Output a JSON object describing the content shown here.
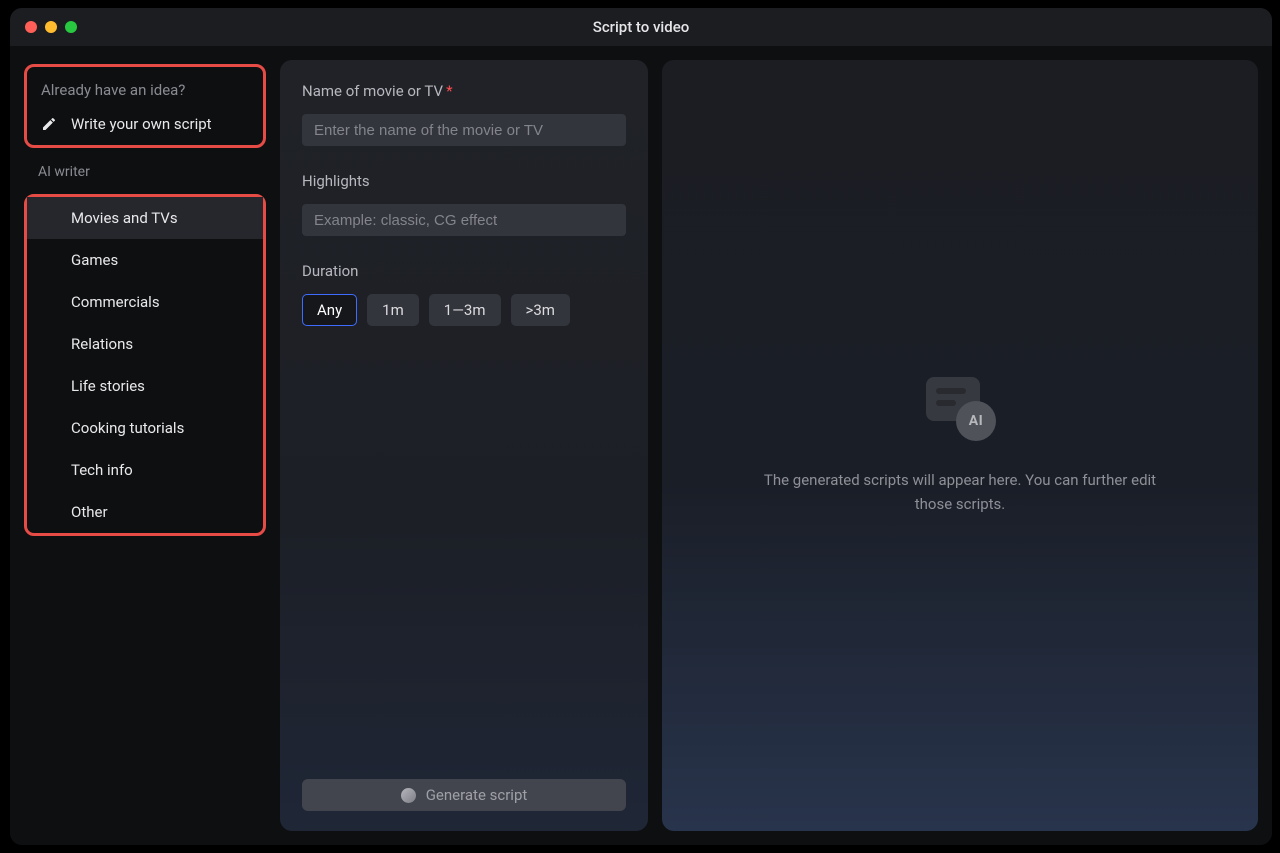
{
  "window": {
    "title": "Script to video"
  },
  "sidebar": {
    "idea_prompt": "Already have an idea?",
    "write_own": "Write your own script",
    "ai_writer_label": "AI writer",
    "categories": [
      {
        "label": "Movies and TVs",
        "active": true
      },
      {
        "label": "Games",
        "active": false
      },
      {
        "label": "Commercials",
        "active": false
      },
      {
        "label": "Relations",
        "active": false
      },
      {
        "label": "Life stories",
        "active": false
      },
      {
        "label": "Cooking tutorials",
        "active": false
      },
      {
        "label": "Tech info",
        "active": false
      },
      {
        "label": "Other",
        "active": false
      }
    ]
  },
  "form": {
    "name_label": "Name of movie or TV",
    "name_placeholder": "Enter the name of the movie or TV",
    "highlights_label": "Highlights",
    "highlights_placeholder": "Example: classic, CG effect",
    "duration_label": "Duration",
    "durations": [
      {
        "label": "Any",
        "active": true
      },
      {
        "label": "1m",
        "active": false
      },
      {
        "label": "1—3m",
        "active": false
      },
      {
        "label": ">3m",
        "active": false
      }
    ],
    "generate_label": "Generate script"
  },
  "preview": {
    "ai_badge": "AI",
    "empty_text": "The generated scripts will appear here. You can further edit those scripts."
  }
}
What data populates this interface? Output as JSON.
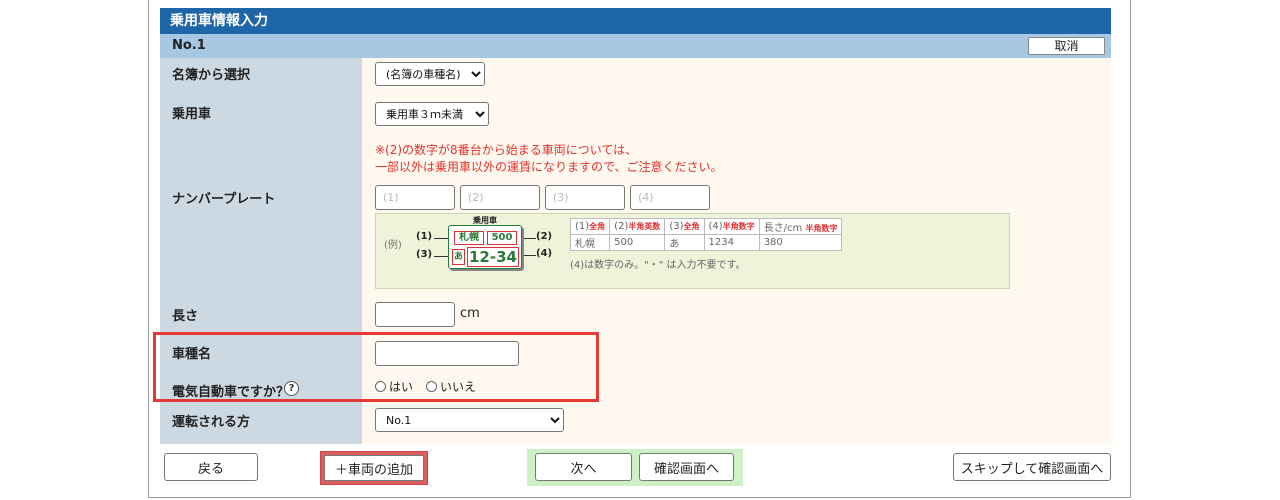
{
  "header": {
    "title": "乗用車情報入力"
  },
  "entry": {
    "number": "No.1",
    "cancel_label": "取消"
  },
  "fields": {
    "list_select": {
      "label": "名簿から選択",
      "value": "(名簿の車種名)"
    },
    "vehicle": {
      "label": "乗用車",
      "value": "乗用車３ｍ未満"
    },
    "notice": {
      "line1": "※(2)の数字が8番台から始まる車両については、",
      "line2": "一部以外は乗用車以外の運賃になりますので、ご注意ください。"
    },
    "plate": {
      "label": "ナンバープレート",
      "placeholders": [
        "(1)",
        "(2)",
        "(3)",
        "(4)"
      ]
    },
    "length": {
      "label": "長さ",
      "unit": "cm",
      "value": ""
    },
    "model": {
      "label": "車種名",
      "value": ""
    },
    "ev": {
      "label": "電気自動車ですか？",
      "help": "?",
      "options": [
        "はい",
        "いいえ"
      ]
    },
    "driver": {
      "label": "運転される方",
      "value": "No.1"
    }
  },
  "example": {
    "label": "(例)",
    "title": "乗用車",
    "plate": {
      "region": "札幌",
      "class": "500",
      "kana": "あ",
      "number": "12-34"
    },
    "callouts": [
      "(1)",
      "(2)",
      "(3)",
      "(4)"
    ],
    "table": {
      "headers": [
        {
          "text": "(1)",
          "tag": "全角"
        },
        {
          "text": "(2)",
          "tag": "半角英数"
        },
        {
          "text": "(3)",
          "tag": "全角"
        },
        {
          "text": "(4)",
          "tag": "半角数字"
        },
        {
          "text": "長さ/cm",
          "tag": "半角数字"
        }
      ],
      "values": [
        "札幌",
        "500",
        "あ",
        "1234",
        "380"
      ]
    },
    "note": "(4)は数字のみ。\"・\" は入力不要です。"
  },
  "footer": {
    "back": "戻る",
    "add_vehicle": "＋車両の追加",
    "next": "次へ",
    "confirm": "確認画面へ",
    "skip": "スキップして確認画面へ"
  },
  "colors": {
    "title_bar": "#1f66a8",
    "sub_bar": "#a7c8e2",
    "label_column": "#cdd9e2",
    "value_column": "#fff8ee",
    "notice_text": "#e3342f",
    "highlight": "#e53935",
    "add_button_bg": "#d9605f",
    "nav_group_bg": "#cdf1c5"
  }
}
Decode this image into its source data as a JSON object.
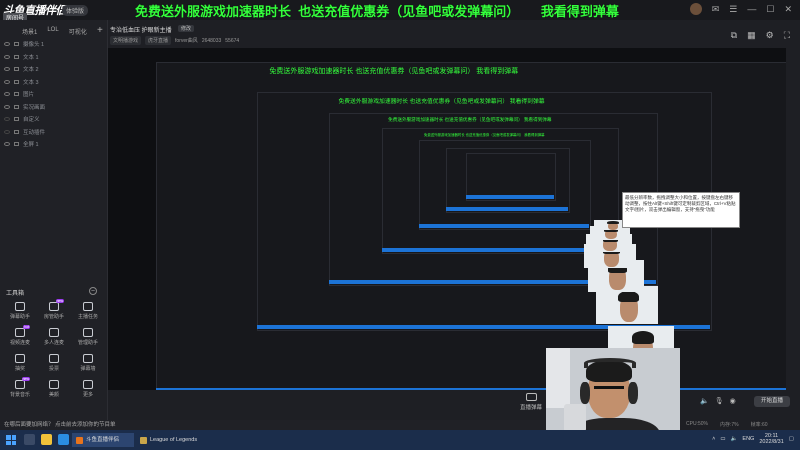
{
  "topbar": {
    "logo": "斗鱼直播伴侣",
    "logo_tag": "体验版",
    "room_badge": "房间号",
    "room_id": "2648033",
    "banner": "免费送外服游戏加速器时长  也送充值优惠券（见鱼吧或发弹幕问）      我看得到弹幕"
  },
  "sidebar": {
    "scene_tabs": [
      "场景1",
      "LOL",
      "可视化"
    ],
    "scene_add": "+",
    "sources": [
      {
        "label": "摄像头 1",
        "visible": true
      },
      {
        "label": "文本 1",
        "visible": true
      },
      {
        "label": "文本 2",
        "visible": true
      },
      {
        "label": "文本 3",
        "visible": true
      },
      {
        "label": "图片",
        "visible": true
      },
      {
        "label": "实况画面",
        "visible": true
      },
      {
        "label": "自定义",
        "visible": false
      },
      {
        "label": "互动插件",
        "visible": false
      },
      {
        "label": "全屏 1",
        "visible": true
      }
    ],
    "toolbox_title": "工具箱",
    "tools": [
      {
        "label": "弹幕助手",
        "hot": ""
      },
      {
        "label": "房管助手",
        "hot": "new"
      },
      {
        "label": "主播任务",
        "hot": ""
      },
      {
        "label": "视频连麦",
        "hot": "hot"
      },
      {
        "label": "多人连麦",
        "hot": ""
      },
      {
        "label": "管理助手",
        "hot": ""
      },
      {
        "label": "抽奖",
        "hot": ""
      },
      {
        "label": "投票",
        "hot": ""
      },
      {
        "label": "弹幕墙",
        "hot": ""
      },
      {
        "label": "背景音乐",
        "hot": "new"
      },
      {
        "label": "美颜",
        "hot": ""
      },
      {
        "label": "更多",
        "hot": ""
      }
    ]
  },
  "stage": {
    "stream_title": "专治低血压 护眼新主播",
    "edit_label": "修改",
    "chips": [
      "文明播游戏",
      "虎牙直播"
    ],
    "streamer": "forver曲风",
    "followers": "2648033",
    "viewers": "55674",
    "right_tools": [
      "layers-icon",
      "grid-icon",
      "settings-icon",
      "fullscreen-icon"
    ],
    "tooltip": "最低分辨率数，拖拽调整大小和位置，按键盘左右键移动调整，按住Alt键+Shift键可定制裁剪区域，Ctrl+V粘贴文字/图片，双击弹出编辑窗，支持“拖曳”功能",
    "inner_task": "League of Legends",
    "inner_stream": "斗鱼直播伴侣"
  },
  "bottom": {
    "quick_chat": "直播弹幕",
    "start_button": "开始直播",
    "notification": "在哪后面要加网络？ 点击前去添加你的节目单",
    "hud": [
      "CPU:50%",
      "内存:7%",
      "帧率:60"
    ]
  },
  "taskbar": {
    "tasks": [
      {
        "label": "斗鱼直播伴侣",
        "color": "#e8741c"
      },
      {
        "label": "League of Legends",
        "color": "#1b1b1b"
      }
    ],
    "lang": "ENG",
    "time": "20:11",
    "date": "2022/8/31"
  },
  "colors": {
    "banner": "#34ff3c",
    "taskbar": "#1b2d4b",
    "accent": "#1c73d6"
  }
}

^^^^^^^^

→ Aim:
Tell how many lines hold the string "data", giving the number and nothing else.

→ Exercise output:
2